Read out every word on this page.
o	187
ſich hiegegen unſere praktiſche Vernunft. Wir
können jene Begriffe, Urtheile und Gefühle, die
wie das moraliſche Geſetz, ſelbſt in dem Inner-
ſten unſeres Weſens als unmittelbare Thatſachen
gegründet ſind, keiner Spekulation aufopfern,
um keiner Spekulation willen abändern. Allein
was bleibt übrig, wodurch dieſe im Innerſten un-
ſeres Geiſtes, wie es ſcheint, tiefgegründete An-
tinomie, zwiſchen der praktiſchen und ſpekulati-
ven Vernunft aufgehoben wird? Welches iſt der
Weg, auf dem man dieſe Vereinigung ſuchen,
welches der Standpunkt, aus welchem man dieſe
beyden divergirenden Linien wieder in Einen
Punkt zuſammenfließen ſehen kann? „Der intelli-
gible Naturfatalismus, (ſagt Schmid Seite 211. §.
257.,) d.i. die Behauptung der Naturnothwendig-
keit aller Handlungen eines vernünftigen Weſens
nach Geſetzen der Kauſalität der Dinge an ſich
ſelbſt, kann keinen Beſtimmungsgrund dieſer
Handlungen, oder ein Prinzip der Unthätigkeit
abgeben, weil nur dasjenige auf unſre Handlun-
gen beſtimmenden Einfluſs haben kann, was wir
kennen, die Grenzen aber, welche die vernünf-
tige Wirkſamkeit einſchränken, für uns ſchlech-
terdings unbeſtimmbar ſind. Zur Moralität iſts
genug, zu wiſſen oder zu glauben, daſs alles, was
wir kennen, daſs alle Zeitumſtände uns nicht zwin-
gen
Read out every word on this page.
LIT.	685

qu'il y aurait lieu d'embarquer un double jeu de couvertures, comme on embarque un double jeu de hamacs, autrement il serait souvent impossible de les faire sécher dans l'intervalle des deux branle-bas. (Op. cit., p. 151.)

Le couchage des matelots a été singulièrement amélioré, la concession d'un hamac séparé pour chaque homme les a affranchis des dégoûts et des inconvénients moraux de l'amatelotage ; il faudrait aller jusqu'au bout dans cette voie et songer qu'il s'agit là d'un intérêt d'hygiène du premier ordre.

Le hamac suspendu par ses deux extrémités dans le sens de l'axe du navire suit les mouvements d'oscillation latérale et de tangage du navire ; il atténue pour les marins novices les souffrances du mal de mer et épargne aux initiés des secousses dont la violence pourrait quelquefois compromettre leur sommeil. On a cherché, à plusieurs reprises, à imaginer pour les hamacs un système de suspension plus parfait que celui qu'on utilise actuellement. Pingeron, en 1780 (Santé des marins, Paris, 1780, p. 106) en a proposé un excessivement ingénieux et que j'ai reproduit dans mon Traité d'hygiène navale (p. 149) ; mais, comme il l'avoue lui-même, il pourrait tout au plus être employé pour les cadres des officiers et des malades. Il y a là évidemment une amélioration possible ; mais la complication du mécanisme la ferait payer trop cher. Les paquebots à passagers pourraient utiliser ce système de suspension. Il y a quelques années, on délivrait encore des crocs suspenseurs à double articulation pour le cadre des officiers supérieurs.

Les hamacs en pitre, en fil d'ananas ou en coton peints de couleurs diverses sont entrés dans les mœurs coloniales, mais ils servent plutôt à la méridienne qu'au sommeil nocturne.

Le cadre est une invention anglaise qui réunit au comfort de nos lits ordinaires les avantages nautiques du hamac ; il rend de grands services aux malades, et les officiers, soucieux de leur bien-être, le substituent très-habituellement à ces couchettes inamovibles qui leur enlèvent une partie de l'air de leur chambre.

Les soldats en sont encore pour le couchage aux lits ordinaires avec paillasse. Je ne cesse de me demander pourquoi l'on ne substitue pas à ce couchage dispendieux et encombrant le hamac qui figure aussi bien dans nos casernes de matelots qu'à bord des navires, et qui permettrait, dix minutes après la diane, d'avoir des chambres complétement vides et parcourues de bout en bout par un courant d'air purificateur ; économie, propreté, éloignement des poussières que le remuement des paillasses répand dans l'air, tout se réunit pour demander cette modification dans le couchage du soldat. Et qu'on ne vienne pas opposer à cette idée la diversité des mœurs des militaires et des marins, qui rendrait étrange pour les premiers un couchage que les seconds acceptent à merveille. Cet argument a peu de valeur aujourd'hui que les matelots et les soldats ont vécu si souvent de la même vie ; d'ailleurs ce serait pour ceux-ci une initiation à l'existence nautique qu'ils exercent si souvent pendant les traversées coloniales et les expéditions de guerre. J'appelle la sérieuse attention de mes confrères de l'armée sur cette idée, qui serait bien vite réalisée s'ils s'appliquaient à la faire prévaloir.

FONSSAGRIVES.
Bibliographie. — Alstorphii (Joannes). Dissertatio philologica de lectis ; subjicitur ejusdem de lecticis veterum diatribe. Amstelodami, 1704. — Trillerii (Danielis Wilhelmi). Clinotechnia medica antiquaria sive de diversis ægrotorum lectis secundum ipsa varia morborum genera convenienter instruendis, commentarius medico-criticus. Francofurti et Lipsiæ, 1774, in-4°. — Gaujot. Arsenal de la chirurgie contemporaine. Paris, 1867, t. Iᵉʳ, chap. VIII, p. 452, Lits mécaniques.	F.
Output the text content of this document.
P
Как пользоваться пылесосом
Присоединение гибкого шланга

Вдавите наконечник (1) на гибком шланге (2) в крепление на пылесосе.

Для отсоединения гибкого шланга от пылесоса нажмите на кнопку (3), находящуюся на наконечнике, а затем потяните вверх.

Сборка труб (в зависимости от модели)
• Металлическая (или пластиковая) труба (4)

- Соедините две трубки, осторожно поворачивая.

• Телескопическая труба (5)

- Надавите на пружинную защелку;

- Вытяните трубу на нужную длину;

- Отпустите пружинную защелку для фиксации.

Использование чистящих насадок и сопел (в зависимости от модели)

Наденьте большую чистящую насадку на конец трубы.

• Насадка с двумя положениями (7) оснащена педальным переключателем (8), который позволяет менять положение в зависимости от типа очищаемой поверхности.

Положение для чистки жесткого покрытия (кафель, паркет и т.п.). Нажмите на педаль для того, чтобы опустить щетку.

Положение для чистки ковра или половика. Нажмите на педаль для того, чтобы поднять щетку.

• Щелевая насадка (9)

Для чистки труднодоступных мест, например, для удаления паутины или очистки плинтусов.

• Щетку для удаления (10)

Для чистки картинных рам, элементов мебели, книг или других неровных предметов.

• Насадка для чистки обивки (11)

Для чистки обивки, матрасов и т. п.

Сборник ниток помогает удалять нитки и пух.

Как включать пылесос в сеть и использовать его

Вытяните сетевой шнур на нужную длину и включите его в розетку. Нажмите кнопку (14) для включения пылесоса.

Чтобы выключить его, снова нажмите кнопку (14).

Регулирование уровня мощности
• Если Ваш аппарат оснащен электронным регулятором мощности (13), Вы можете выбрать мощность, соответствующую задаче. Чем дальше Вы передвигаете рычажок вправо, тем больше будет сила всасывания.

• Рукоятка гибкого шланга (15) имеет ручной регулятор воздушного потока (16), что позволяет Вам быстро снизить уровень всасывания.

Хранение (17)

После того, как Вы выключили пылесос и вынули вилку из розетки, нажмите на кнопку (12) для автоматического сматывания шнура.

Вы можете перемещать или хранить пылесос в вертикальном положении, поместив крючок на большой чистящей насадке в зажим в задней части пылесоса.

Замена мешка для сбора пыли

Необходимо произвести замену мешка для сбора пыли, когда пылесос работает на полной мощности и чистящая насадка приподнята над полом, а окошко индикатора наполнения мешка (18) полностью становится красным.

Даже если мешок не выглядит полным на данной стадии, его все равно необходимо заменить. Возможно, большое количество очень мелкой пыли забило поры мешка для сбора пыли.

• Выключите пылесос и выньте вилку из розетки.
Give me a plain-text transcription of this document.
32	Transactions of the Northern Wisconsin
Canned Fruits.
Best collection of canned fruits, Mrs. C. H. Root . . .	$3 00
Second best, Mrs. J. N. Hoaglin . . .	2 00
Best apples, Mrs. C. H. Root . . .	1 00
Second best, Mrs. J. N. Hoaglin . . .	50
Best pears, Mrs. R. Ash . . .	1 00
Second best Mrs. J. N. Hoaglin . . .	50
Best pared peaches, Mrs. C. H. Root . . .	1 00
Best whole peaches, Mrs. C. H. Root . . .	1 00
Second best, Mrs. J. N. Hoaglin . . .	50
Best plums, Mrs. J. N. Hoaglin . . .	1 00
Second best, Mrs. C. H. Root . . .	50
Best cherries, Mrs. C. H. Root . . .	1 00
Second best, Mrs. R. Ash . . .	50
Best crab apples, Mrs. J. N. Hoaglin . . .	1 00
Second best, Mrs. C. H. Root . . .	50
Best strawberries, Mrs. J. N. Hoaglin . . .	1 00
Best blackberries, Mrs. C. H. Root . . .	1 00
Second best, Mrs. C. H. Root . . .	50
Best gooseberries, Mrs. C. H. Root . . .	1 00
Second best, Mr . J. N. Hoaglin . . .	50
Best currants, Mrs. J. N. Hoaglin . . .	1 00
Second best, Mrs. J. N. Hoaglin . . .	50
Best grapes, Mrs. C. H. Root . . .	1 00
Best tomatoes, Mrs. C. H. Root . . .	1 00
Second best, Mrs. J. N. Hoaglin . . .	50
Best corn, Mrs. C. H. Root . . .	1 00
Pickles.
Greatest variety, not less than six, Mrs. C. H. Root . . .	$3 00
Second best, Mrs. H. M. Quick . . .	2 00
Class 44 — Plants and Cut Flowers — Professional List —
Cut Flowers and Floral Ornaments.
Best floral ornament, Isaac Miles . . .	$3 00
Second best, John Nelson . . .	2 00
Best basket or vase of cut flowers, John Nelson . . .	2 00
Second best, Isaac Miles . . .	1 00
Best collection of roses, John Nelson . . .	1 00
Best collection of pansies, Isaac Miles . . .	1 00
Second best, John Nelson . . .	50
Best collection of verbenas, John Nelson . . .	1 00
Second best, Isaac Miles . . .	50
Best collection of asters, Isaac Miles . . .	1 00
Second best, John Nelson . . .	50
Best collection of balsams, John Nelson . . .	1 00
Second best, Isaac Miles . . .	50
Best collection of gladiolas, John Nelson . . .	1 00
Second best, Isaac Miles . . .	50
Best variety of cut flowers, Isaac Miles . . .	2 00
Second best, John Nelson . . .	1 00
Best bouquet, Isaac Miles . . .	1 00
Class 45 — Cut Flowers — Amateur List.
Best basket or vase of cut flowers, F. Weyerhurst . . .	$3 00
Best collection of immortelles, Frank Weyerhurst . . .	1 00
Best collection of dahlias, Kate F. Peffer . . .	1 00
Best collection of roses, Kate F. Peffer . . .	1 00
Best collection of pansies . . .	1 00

◆ ◆ ◆ ◆ ◆

* Requirement *
Among the lines of the data, identify those with the word "защелку". Copy each of them.

* Exercise answer *
- Надавите на пружинную защелку;
- Отпустите пружинную защелку для фиксации.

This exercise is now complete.